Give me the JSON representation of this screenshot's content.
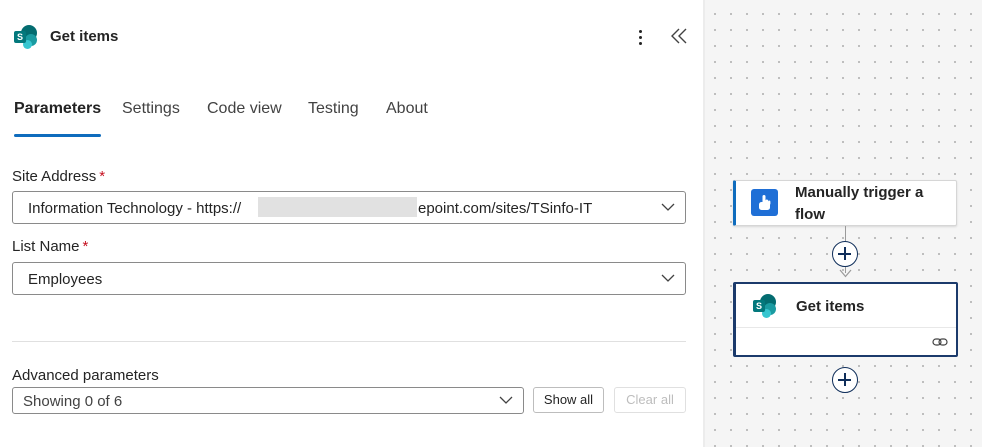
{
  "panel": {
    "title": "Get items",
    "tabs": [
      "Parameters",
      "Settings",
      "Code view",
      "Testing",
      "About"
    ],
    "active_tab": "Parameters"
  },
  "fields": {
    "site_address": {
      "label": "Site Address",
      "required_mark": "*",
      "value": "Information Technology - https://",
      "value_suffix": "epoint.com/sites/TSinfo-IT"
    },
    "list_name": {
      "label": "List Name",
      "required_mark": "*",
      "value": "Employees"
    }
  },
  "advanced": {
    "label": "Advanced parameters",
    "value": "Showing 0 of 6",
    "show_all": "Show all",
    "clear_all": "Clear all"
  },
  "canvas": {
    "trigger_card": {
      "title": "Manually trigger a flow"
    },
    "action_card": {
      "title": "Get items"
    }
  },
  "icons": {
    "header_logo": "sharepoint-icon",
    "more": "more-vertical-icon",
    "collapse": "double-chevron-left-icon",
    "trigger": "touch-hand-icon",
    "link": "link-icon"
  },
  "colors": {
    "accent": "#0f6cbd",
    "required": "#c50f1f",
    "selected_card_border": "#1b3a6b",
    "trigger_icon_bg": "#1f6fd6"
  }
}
################
• SHORT EXERCISE:
Reproduce the material word for word. Any pictures should be left out of the copy.

• ANSWER IN FULL:
Give me the JSON representation of this screenshot's content.
{
  "panel": {
    "title": "Get items",
    "tabs": [
      "Parameters",
      "Settings",
      "Code view",
      "Testing",
      "About"
    ],
    "active_tab": "Parameters"
  },
  "fields": {
    "site_address": {
      "label": "Site Address",
      "required_mark": "*",
      "value": "Information Technology - https://",
      "value_suffix": "epoint.com/sites/TSinfo-IT"
    },
    "list_name": {
      "label": "List Name",
      "required_mark": "*",
      "value": "Employees"
    }
  },
  "advanced": {
    "label": "Advanced parameters",
    "value": "Showing 0 of 6",
    "show_all": "Show all",
    "clear_all": "Clear all"
  },
  "canvas": {
    "trigger_card": {
      "title": "Manually trigger a flow"
    },
    "action_card": {
      "title": "Get items"
    }
  },
  "icons": {
    "header_logo": "sharepoint-icon",
    "more": "more-vertical-icon",
    "collapse": "double-chevron-left-icon",
    "trigger": "touch-hand-icon",
    "link": "link-icon"
  },
  "colors": {
    "accent": "#0f6cbd",
    "required": "#c50f1f",
    "selected_card_border": "#1b3a6b",
    "trigger_icon_bg": "#1f6fd6"
  }
}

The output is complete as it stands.